[start Provided records]

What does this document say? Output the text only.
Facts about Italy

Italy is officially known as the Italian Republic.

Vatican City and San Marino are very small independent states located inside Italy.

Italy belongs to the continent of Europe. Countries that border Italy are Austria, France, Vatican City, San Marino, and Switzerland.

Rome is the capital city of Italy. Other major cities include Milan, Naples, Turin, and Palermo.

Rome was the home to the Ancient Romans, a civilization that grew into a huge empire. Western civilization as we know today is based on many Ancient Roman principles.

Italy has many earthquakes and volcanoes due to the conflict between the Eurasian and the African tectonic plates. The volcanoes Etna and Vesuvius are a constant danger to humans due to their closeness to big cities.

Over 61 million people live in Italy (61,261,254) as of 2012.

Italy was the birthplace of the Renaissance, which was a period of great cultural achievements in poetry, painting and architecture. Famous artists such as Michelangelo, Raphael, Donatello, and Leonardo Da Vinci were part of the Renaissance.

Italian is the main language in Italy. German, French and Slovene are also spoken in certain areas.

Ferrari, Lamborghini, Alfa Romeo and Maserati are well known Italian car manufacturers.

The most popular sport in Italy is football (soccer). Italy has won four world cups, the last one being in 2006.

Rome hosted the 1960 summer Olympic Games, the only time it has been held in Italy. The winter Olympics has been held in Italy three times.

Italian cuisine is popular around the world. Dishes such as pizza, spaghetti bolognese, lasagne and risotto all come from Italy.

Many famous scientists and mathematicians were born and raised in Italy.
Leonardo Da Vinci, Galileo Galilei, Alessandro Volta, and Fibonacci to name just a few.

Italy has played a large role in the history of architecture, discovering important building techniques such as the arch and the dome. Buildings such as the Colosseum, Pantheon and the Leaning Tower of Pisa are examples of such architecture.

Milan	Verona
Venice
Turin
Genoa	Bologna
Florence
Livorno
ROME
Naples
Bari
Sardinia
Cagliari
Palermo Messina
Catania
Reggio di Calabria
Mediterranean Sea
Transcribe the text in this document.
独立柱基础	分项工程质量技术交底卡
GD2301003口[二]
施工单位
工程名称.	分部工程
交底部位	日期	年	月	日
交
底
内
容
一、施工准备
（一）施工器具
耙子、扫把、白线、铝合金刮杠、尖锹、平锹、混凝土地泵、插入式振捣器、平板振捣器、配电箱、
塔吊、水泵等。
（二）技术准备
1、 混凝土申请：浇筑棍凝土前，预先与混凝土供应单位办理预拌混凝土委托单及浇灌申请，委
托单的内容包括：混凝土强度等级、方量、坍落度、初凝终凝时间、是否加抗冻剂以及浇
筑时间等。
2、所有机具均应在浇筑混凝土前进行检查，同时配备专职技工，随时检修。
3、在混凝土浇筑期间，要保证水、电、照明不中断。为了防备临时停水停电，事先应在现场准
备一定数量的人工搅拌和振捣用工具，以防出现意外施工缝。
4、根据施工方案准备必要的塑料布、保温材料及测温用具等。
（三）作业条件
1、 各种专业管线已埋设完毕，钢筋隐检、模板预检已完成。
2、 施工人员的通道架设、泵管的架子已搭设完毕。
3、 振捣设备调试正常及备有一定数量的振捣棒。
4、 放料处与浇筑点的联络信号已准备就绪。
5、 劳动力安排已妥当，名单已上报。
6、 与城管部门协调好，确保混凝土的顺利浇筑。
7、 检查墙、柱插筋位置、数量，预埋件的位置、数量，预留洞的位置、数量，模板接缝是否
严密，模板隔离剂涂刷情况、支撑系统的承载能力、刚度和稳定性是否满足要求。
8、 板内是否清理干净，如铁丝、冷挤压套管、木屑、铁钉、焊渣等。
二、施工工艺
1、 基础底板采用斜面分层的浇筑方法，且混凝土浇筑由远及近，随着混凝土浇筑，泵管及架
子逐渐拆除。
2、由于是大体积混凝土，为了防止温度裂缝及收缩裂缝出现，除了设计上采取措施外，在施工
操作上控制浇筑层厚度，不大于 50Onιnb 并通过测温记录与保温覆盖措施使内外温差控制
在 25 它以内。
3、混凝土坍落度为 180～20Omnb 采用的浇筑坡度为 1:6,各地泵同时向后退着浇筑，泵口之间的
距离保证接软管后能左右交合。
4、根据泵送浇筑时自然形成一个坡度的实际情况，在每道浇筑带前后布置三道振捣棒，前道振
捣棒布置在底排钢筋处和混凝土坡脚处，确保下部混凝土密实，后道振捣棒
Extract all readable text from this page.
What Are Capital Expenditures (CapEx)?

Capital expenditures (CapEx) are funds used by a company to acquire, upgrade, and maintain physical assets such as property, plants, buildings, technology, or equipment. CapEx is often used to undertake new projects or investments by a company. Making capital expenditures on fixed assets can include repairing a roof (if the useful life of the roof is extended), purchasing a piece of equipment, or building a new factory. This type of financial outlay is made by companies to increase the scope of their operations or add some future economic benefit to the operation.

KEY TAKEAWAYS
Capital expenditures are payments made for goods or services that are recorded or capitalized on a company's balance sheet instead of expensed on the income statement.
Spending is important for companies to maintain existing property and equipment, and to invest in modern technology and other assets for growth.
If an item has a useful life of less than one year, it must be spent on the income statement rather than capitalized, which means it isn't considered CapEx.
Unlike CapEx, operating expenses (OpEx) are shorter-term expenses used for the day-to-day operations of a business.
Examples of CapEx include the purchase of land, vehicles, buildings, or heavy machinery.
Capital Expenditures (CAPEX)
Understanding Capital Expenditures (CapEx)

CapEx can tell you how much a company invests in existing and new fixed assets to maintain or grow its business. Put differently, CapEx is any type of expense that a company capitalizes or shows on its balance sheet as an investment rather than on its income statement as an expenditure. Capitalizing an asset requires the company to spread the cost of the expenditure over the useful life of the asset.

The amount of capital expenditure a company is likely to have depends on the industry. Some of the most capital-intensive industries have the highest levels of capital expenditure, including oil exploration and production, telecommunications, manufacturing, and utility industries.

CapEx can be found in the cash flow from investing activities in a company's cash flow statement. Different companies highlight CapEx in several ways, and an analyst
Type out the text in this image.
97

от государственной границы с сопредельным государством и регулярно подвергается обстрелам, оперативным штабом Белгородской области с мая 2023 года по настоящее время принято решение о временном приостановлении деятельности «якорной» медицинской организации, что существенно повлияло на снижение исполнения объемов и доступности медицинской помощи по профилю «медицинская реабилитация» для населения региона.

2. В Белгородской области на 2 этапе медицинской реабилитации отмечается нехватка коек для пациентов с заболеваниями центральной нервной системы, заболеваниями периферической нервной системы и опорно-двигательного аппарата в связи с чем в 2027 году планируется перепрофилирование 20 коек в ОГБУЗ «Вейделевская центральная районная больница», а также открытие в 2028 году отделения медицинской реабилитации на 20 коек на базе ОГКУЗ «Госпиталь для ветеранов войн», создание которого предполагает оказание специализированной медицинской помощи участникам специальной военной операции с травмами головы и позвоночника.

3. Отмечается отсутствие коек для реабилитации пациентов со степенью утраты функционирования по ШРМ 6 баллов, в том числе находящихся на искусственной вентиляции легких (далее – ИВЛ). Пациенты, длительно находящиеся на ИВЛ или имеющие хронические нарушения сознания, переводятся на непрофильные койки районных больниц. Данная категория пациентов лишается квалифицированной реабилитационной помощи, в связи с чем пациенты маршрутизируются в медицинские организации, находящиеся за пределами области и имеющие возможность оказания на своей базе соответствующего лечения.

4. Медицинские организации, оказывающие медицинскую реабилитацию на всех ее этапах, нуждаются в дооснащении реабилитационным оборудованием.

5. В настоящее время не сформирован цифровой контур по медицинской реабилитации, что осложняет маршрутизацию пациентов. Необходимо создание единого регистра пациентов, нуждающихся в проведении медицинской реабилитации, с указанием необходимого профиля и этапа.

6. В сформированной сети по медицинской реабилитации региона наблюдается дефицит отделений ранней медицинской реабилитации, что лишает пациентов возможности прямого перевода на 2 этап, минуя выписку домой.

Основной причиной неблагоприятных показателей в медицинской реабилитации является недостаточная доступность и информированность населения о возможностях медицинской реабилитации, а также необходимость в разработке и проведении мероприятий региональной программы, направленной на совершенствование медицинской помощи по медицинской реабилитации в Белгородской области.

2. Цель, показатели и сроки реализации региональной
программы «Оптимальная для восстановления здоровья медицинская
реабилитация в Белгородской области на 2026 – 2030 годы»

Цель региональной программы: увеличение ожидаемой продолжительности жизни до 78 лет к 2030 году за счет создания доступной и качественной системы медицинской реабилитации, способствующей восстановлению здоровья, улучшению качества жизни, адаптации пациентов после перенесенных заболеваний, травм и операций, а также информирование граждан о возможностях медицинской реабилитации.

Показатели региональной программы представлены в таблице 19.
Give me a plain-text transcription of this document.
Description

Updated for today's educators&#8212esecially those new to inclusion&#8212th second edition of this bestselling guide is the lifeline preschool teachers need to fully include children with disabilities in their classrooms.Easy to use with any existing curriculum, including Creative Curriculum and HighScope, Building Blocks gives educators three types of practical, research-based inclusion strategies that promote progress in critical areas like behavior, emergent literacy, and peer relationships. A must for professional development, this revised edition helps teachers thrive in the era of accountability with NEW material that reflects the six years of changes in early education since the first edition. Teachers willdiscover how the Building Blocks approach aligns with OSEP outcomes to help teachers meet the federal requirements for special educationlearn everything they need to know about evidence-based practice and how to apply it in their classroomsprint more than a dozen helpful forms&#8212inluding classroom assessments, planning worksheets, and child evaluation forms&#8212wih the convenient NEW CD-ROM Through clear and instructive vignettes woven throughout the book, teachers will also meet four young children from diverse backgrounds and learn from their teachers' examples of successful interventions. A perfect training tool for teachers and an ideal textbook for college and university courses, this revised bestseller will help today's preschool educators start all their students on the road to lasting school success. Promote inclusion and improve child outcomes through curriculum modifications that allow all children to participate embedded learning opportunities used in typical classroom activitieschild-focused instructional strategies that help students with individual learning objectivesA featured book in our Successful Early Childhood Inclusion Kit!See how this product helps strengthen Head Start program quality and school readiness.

[end Provided records]

## [The task]
Select every line in the material above where the string "were" occurs, and copy it.

## [Solved problem]
Italy was the birthplace of the Renaissance, which was a period of great cultural achievements in poetry, painting and architecture. Famous artists such as Michelangelo, Raphael, Donatello, and Leonardo Da Vinci were part of the Renaissance.
Many famous scientists and mathematicians were born and raised in Italy.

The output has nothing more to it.